Stored data entries:
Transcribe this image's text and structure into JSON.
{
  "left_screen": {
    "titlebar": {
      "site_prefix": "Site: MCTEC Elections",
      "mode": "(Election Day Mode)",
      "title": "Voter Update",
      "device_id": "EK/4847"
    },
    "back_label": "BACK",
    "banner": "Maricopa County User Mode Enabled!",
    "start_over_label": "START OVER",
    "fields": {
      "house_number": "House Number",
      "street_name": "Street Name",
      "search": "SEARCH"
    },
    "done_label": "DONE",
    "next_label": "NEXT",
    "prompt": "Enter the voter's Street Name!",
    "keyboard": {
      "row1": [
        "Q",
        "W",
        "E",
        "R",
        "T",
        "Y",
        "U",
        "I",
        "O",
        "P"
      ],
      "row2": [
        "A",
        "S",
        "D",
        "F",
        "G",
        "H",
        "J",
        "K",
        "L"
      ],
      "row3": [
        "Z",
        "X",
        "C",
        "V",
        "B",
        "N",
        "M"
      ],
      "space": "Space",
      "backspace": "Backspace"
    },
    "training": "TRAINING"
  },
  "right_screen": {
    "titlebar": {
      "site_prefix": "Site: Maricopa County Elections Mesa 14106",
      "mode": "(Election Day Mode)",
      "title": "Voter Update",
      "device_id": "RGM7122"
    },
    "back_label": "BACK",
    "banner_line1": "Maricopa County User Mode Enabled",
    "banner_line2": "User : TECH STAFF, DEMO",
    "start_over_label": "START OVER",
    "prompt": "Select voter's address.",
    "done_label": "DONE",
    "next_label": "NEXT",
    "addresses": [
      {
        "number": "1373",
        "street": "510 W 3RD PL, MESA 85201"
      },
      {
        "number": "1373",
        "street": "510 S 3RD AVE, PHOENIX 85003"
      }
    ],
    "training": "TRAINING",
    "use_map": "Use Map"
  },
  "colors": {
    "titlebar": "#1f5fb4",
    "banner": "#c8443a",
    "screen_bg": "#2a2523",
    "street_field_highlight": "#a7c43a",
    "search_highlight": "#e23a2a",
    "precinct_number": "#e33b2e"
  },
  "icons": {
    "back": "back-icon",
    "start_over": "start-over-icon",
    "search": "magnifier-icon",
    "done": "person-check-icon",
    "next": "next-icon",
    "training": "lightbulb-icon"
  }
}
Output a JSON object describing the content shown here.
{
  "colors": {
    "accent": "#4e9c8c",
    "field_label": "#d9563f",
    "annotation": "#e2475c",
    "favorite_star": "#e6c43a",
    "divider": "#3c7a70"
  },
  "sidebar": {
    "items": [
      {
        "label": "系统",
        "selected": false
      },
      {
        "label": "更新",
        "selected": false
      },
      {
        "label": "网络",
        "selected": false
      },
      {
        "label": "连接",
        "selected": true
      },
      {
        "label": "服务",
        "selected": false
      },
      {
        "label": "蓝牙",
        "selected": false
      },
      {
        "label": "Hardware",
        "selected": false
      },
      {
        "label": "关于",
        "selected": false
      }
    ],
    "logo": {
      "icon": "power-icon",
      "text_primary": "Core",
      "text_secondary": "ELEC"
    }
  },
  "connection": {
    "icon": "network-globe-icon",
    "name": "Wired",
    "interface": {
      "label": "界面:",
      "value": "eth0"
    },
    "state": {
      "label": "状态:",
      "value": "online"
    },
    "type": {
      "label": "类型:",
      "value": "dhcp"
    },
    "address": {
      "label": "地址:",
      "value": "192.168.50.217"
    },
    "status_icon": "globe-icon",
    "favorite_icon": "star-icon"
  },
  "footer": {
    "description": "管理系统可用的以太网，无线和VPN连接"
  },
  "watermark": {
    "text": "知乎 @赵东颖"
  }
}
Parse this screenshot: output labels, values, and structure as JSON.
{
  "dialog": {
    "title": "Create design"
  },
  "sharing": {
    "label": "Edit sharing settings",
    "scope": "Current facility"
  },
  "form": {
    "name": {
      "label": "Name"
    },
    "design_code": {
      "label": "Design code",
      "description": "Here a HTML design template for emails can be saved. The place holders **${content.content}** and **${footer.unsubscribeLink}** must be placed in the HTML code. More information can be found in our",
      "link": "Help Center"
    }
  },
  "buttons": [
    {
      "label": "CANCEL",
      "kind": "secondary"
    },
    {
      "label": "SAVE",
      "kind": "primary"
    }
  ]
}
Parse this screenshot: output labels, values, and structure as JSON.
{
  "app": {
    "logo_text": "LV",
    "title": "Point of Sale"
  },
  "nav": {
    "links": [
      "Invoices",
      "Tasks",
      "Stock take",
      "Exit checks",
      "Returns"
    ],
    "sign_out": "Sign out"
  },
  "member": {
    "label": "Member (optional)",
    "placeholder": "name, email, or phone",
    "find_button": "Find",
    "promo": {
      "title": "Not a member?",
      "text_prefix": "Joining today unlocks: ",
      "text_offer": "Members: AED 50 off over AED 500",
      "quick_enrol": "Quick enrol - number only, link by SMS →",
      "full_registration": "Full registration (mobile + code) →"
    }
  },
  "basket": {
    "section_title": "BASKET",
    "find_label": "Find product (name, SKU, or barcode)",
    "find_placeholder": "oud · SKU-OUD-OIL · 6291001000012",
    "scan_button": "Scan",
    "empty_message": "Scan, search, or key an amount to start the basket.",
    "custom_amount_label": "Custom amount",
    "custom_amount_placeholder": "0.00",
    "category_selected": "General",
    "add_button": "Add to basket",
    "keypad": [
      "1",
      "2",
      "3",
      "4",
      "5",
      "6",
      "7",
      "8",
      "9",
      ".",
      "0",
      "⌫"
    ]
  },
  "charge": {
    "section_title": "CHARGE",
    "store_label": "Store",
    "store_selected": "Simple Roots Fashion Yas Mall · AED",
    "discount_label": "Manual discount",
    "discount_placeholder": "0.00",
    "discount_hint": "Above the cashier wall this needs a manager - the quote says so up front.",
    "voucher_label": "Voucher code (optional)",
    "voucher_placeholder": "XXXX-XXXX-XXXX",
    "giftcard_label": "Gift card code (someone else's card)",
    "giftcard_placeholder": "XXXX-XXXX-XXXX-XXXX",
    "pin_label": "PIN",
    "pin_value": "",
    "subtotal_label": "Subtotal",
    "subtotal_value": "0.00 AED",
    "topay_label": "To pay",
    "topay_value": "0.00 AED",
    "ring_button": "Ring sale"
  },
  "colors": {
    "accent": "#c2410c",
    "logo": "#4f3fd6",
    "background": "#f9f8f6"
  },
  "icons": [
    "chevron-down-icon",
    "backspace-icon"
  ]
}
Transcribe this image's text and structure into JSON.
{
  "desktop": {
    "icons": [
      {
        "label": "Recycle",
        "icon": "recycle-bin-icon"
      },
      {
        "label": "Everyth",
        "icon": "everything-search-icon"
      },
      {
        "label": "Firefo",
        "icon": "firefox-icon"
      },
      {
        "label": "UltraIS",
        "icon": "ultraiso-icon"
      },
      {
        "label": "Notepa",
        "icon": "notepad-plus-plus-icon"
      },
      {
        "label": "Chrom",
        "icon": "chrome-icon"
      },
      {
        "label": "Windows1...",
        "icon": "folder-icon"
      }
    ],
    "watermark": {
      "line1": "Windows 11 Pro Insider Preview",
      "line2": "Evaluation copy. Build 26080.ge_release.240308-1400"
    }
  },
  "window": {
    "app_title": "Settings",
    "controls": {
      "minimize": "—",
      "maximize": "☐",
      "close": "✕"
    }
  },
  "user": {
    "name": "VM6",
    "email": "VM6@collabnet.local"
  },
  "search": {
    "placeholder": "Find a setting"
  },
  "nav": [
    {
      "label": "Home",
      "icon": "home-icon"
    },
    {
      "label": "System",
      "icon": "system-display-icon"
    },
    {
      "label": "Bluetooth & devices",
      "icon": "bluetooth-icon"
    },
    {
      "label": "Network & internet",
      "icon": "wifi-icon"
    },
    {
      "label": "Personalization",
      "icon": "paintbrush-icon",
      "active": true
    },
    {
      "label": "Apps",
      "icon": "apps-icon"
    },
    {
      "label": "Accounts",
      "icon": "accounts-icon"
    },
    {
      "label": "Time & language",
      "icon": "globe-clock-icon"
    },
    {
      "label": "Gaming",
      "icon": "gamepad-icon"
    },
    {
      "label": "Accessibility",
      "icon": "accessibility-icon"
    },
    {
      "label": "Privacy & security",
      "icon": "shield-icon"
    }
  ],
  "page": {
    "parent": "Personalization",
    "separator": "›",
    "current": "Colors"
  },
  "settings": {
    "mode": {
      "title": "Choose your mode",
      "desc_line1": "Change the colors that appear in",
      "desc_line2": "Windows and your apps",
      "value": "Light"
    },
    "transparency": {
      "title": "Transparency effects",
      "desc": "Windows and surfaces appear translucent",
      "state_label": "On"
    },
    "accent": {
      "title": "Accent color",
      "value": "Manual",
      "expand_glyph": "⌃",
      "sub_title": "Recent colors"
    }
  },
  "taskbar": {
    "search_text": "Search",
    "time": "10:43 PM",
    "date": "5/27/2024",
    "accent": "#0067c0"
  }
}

EXERCISE DIRECTIONS -> Of the lines above, how many include the word "content"? Reply with the number only.

RESPONSE FOR THIS EXERCISE -> 2